◆ Given problem
Extract the text of every entry below exactly; leave images out.

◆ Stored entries
____________

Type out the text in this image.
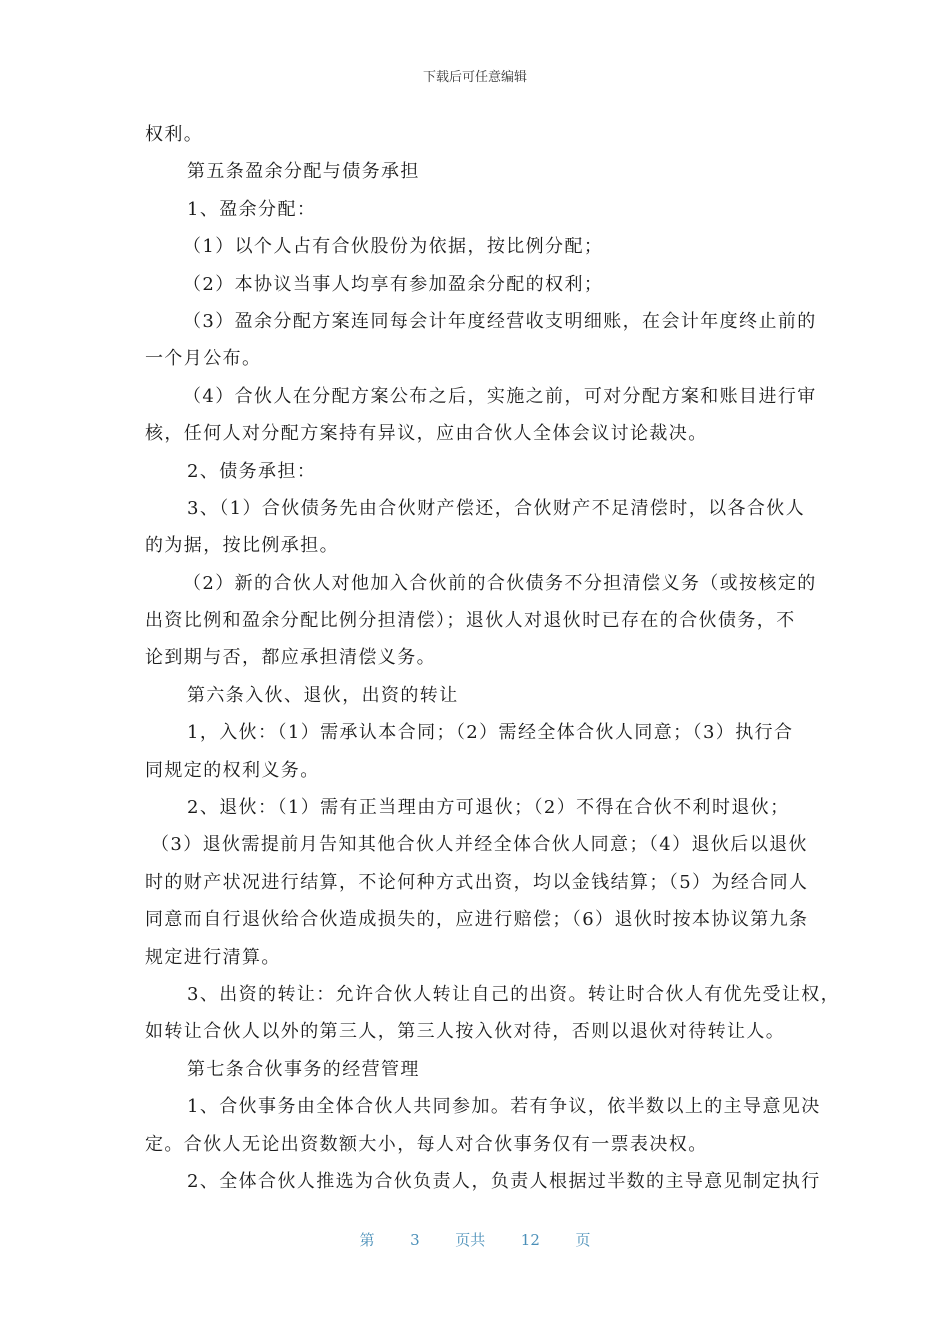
下载后可任意编辑
权利。
第五条盈余分配与债务承担
1、盈余分配：
（1）以个人占有合伙股份为依据，按比例分配；
（2）本协议当事人均享有参加盈余分配的权利；
（3）盈余分配方案连同每会计年度经营收支明细账，在会计年度终止前的
一个月公布。
（4）合伙人在分配方案公布之后，实施之前，可对分配方案和账目进行审
核，任何人对分配方案持有异议，应由合伙人全体会议讨论裁决。
2、债务承担：
3、（1）合伙债务先由合伙财产偿还，合伙财产不足清偿时，以各合伙人
的为据，按比例承担。
（2）新的合伙人对他加入合伙前的合伙债务不分担清偿义务（或按核定的
出资比例和盈余分配比例分担清偿）；退伙人对退伙时已存在的合伙债务，不
论到期与否，都应承担清偿义务。
第六条入伙、退伙，出资的转让
1，入伙：（1）需承认本合同；（2）需经全体合伙人同意；（3）执行合
同规定的权利义务。
2、退伙：（1）需有正当理由方可退伙；（2）不得在合伙不利时退伙；
（3）退伙需提前月告知其他合伙人并经全体合伙人同意；（4）退伙后以退伙
时的财产状况进行结算，不论何种方式出资，均以金钱结算；（5）为经合同人
同意而自行退伙给合伙造成损失的，应进行赔偿；（6）退伙时按本协议第九条
规定进行清算。
3、出资的转让：允许合伙人转让自己的出资。转让时合伙人有优先受让权，
如转让合伙人以外的第三人，第三人按入伙对待，否则以退伙对待转让人。
第七条合伙事务的经营管理
1、合伙事务由全体合伙人共同参加。若有争议，依半数以上的主导意见决
定。合伙人无论出资数额大小，每人对合伙事务仅有一票表决权。
2、全体合伙人推选为合伙负责人，负责人根据过半数的主导意见制定执行
第 3 页共 12 页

____________

◆ Solution for this task
Type out the text in this image.
下载后可任意编辑
权利。
第五条盈余分配与债务承担
1、盈余分配：
（1）以个人占有合伙股份为依据，按比例分配；
（2）本协议当事人均享有参加盈余分配的权利；
（3）盈余分配方案连同每会计年度经营收支明细账，在会计年度终止前的
一个月公布。
（4）合伙人在分配方案公布之后，实施之前，可对分配方案和账目进行审
核，任何人对分配方案持有异议，应由合伙人全体会议讨论裁决。
2、债务承担：
3、（1）合伙债务先由合伙财产偿还，合伙财产不足清偿时，以各合伙人
的为据，按比例承担。
（2）新的合伙人对他加入合伙前的合伙债务不分担清偿义务（或按核定的
出资比例和盈余分配比例分担清偿）；退伙人对退伙时已存在的合伙债务，不
论到期与否，都应承担清偿义务。
第六条入伙、退伙，出资的转让
1，入伙：（1）需承认本合同；（2）需经全体合伙人同意；（3）执行合
同规定的权利义务。
2、退伙：（1）需有正当理由方可退伙；（2）不得在合伙不利时退伙；
（3）退伙需提前月告知其他合伙人并经全体合伙人同意；（4）退伙后以退伙
时的财产状况进行结算，不论何种方式出资，均以金钱结算；（5）为经合同人
同意而自行退伙给合伙造成损失的，应进行赔偿；（6）退伙时按本协议第九条
规定进行清算。
3、出资的转让：允许合伙人转让自己的出资。转让时合伙人有优先受让权，
如转让合伙人以外的第三人，第三人按入伙对待，否则以退伙对待转让人。
第七条合伙事务的经营管理
1、合伙事务由全体合伙人共同参加。若有争议，依半数以上的主导意见决
定。合伙人无论出资数额大小，每人对合伙事务仅有一票表决权。
2、全体合伙人推选为合伙负责人，负责人根据过半数的主导意见制定执行
第 3 页共 12 页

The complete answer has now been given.